PROBLEM TO SOLVE
Repeat everything in the material exactly.

────────────────────

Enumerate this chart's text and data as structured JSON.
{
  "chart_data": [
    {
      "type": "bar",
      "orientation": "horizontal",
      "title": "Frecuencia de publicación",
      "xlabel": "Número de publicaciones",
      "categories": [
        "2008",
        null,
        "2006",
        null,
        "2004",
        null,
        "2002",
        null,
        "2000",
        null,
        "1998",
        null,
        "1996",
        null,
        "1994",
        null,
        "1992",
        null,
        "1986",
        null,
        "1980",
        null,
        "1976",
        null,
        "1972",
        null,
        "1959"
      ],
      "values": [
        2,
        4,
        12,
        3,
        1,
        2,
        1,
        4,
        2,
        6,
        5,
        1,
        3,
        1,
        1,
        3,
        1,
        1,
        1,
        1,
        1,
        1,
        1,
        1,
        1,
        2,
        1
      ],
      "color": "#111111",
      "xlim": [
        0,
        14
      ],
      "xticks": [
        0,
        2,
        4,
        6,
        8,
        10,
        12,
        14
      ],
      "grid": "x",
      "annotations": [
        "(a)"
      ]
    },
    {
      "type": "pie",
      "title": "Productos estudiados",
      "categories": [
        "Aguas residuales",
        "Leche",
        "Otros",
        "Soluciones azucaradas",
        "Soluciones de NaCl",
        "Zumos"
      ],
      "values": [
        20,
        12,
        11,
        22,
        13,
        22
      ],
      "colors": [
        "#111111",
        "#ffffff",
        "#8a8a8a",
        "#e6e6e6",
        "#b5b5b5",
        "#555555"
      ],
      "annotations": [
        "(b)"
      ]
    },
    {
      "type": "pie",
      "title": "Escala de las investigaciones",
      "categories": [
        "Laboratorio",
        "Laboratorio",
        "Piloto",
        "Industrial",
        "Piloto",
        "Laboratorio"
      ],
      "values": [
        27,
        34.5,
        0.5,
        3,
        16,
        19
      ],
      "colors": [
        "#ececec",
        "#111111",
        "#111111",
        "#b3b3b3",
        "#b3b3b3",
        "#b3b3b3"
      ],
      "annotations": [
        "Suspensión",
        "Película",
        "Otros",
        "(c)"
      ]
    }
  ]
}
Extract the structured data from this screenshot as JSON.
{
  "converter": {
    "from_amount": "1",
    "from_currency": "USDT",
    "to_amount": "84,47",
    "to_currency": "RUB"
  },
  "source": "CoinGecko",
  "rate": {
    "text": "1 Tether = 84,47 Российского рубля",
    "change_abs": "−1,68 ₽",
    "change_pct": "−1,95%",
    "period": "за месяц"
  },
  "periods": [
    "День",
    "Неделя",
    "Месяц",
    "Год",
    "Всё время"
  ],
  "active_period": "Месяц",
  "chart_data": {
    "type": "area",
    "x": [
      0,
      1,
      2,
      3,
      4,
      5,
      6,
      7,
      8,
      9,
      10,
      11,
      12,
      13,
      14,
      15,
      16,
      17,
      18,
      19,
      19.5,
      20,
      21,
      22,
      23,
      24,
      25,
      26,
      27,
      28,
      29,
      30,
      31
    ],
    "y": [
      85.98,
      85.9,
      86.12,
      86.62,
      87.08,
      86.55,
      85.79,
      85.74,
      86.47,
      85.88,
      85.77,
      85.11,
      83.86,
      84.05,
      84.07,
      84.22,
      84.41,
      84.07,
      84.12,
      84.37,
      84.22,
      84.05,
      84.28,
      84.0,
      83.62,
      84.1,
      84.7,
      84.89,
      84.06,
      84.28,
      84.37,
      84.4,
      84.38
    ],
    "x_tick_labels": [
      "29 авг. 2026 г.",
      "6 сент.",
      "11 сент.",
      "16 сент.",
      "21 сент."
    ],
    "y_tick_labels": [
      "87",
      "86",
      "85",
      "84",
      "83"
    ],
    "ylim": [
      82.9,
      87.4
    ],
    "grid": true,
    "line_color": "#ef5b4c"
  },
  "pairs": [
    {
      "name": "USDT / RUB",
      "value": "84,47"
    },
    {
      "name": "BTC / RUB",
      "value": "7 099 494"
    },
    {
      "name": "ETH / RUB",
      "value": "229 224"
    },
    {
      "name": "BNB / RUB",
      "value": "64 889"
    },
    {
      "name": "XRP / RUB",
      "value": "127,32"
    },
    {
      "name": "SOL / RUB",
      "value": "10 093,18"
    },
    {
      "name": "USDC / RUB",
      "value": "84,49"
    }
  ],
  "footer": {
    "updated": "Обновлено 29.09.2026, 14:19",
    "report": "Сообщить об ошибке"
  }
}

────────────────────

IN RESPONSE
Enumerate this chart's text and data as structured JSON.
{
  "chart_data": [
    {
      "type": "bar",
      "orientation": "horizontal",
      "title": "Frecuencia de publicación",
      "xlabel": "Número de publicaciones",
      "categories": [
        "2008",
        null,
        "2006",
        null,
        "2004",
        null,
        "2002",
        null,
        "2000",
        null,
        "1998",
        null,
        "1996",
        null,
        "1994",
        null,
        "1992",
        null,
        "1986",
        null,
        "1980",
        null,
        "1976",
        null,
        "1972",
        null,
        "1959"
      ],
      "values": [
        2,
        4,
        12,
        3,
        1,
        2,
        1,
        4,
        2,
        6,
        5,
        1,
        3,
        1,
        1,
        3,
        1,
        1,
        1,
        1,
        1,
        1,
        1,
        1,
        1,
        2,
        1
      ],
      "color": "#111111",
      "xlim": [
        0,
        14
      ],
      "xticks": [
        0,
        2,
        4,
        6,
        8,
        10,
        12,
        14
      ],
      "grid": "x",
      "annotations": [
        "(a)"
      ]
    },
    {
      "type": "pie",
      "title": "Productos estudiados",
      "categories": [
        "Aguas residuales",
        "Leche",
        "Otros",
        "Soluciones azucaradas",
        "Soluciones de NaCl",
        "Zumos"
      ],
      "values": [
        20,
        12,
        11,
        22,
        13,
        22
      ],
      "colors": [
        "#111111",
        "#ffffff",
        "#8a8a8a",
        "#e6e6e6",
        "#b5b5b5",
        "#555555"
      ],
      "annotations": [
        "(b)"
      ]
    },
    {
      "type": "pie",
      "title": "Escala de las investigaciones",
      "categories": [
        "Laboratorio",
        "Laboratorio",
        "Piloto",
        "Industrial",
        "Piloto",
        "Laboratorio"
      ],
      "values": [
        27,
        34.5,
        0.5,
        3,
        16,
        19
      ],
      "colors": [
        "#ececec",
        "#111111",
        "#111111",
        "#b3b3b3",
        "#b3b3b3",
        "#b3b3b3"
      ],
      "annotations": [
        "Suspensión",
        "Película",
        "Otros",
        "(c)"
      ]
    }
  ]
}
Extract the structured data from this screenshot as JSON.
{
  "converter": {
    "from_amount": "1",
    "from_currency": "USDT",
    "to_amount": "84,47",
    "to_currency": "RUB"
  },
  "source": "CoinGecko",
  "rate": {
    "text": "1 Tether = 84,47 Российского рубля",
    "change_abs": "−1,68 ₽",
    "change_pct": "−1,95%",
    "period": "за месяц"
  },
  "periods": [
    "День",
    "Неделя",
    "Месяц",
    "Год",
    "Всё время"
  ],
  "active_period": "Месяц",
  "chart_data": {
    "type": "area",
    "x": [
      0,
      1,
      2,
      3,
      4,
      5,
      6,
      7,
      8,
      9,
      10,
      11,
      12,
      13,
      14,
      15,
      16,
      17,
      18,
      19,
      19.5,
      20,
      21,
      22,
      23,
      24,
      25,
      26,
      27,
      28,
      29,
      30,
      31
    ],
    "y": [
      85.98,
      85.9,
      86.12,
      86.62,
      87.08,
      86.55,
      85.79,
      85.74,
      86.47,
      85.88,
      85.77,
      85.11,
      83.86,
      84.05,
      84.07,
      84.22,
      84.41,
      84.07,
      84.12,
      84.37,
      84.22,
      84.05,
      84.28,
      84.0,
      83.62,
      84.1,
      84.7,
      84.89,
      84.06,
      84.28,
      84.37,
      84.4,
      84.38
    ],
    "x_tick_labels": [
      "29 авг. 2026 г.",
      "6 сент.",
      "11 сент.",
      "16 сент.",
      "21 сент."
    ],
    "y_tick_labels": [
      "87",
      "86",
      "85",
      "84",
      "83"
    ],
    "ylim": [
      82.9,
      87.4
    ],
    "grid": true,
    "line_color": "#ef5b4c"
  },
  "pairs": [
    {
      "name": "USDT / RUB",
      "value": "84,47"
    },
    {
      "name": "BTC / RUB",
      "value": "7 099 494"
    },
    {
      "name": "ETH / RUB",
      "value": "229 224"
    },
    {
      "name": "BNB / RUB",
      "value": "64 889"
    },
    {
      "name": "XRP / RUB",
      "value": "127,32"
    },
    {
      "name": "SOL / RUB",
      "value": "10 093,18"
    },
    {
      "name": "USDC / RUB",
      "value": "84,49"
    }
  ],
  "footer": {
    "updated": "Обновлено 29.09.2026, 14:19",
    "report": "Сообщить об ошибке"
  }
}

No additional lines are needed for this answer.